**Your goal**
Repeat exactly each line of the data provided below.

**Dataset entries**
* begin *

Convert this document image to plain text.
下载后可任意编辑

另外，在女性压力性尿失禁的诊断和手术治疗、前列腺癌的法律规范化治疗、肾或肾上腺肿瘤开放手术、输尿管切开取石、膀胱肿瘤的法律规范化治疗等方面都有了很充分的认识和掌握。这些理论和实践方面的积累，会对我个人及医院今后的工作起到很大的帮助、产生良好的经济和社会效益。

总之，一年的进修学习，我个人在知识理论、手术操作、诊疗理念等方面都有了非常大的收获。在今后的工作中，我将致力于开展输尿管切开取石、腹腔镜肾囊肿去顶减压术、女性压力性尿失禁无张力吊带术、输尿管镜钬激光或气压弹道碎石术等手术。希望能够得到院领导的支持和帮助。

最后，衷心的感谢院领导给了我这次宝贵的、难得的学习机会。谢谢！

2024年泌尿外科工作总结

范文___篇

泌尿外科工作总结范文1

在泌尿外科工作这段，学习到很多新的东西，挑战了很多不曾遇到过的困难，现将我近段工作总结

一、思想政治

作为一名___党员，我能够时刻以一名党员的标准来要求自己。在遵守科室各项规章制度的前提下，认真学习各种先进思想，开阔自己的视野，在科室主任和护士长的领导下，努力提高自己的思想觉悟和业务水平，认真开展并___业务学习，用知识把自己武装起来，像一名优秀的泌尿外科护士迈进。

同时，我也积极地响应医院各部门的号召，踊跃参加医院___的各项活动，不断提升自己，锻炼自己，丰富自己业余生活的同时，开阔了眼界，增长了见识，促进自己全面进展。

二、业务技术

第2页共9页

* end *

**Output**
Convert this document image to plain text.
下载后可任意编辑

另外，在女性压力性尿失禁的诊断和手术治疗、前列腺癌的法律规范化治疗、肾或肾上腺肿瘤开放手术、输尿管切开取石、膀胱肿瘤的法律规范化治疗等方面都有了很充分的认识和掌握。这些理论和实践方面的积累，会对我个人及医院今后的工作起到很大的帮助、产生良好的经济和社会效益。

总之，一年的进修学习，我个人在知识理论、手术操作、诊疗理念等方面都有了非常大的收获。在今后的工作中，我将致力于开展输尿管切开取石、腹腔镜肾囊肿去顶减压术、女性压力性尿失禁无张力吊带术、输尿管镜钬激光或气压弹道碎石术等手术。希望能够得到院领导的支持和帮助。

最后，衷心的感谢院领导给了我这次宝贵的、难得的学习机会。谢谢！

2024年泌尿外科工作总结

范文___篇

泌尿外科工作总结范文1

在泌尿外科工作这段，学习到很多新的东西，挑战了很多不曾遇到过的困难，现将我近段工作总结

一、思想政治

作为一名___党员，我能够时刻以一名党员的标准来要求自己。在遵守科室各项规章制度的前提下，认真学习各种先进思想，开阔自己的视野，在科室主任和护士长的领导下，努力提高自己的思想觉悟和业务水平，认真开展并___业务学习，用知识把自己武装起来，像一名优秀的泌尿外科护士迈进。

同时，我也积极地响应医院各部门的号召，踊跃参加医院___的各项活动，不断提升自己，锻炼自己，丰富自己业余生活的同时，开阔了眼界，增长了见识，促进自己全面进展。

二、业务技术

第2页共9页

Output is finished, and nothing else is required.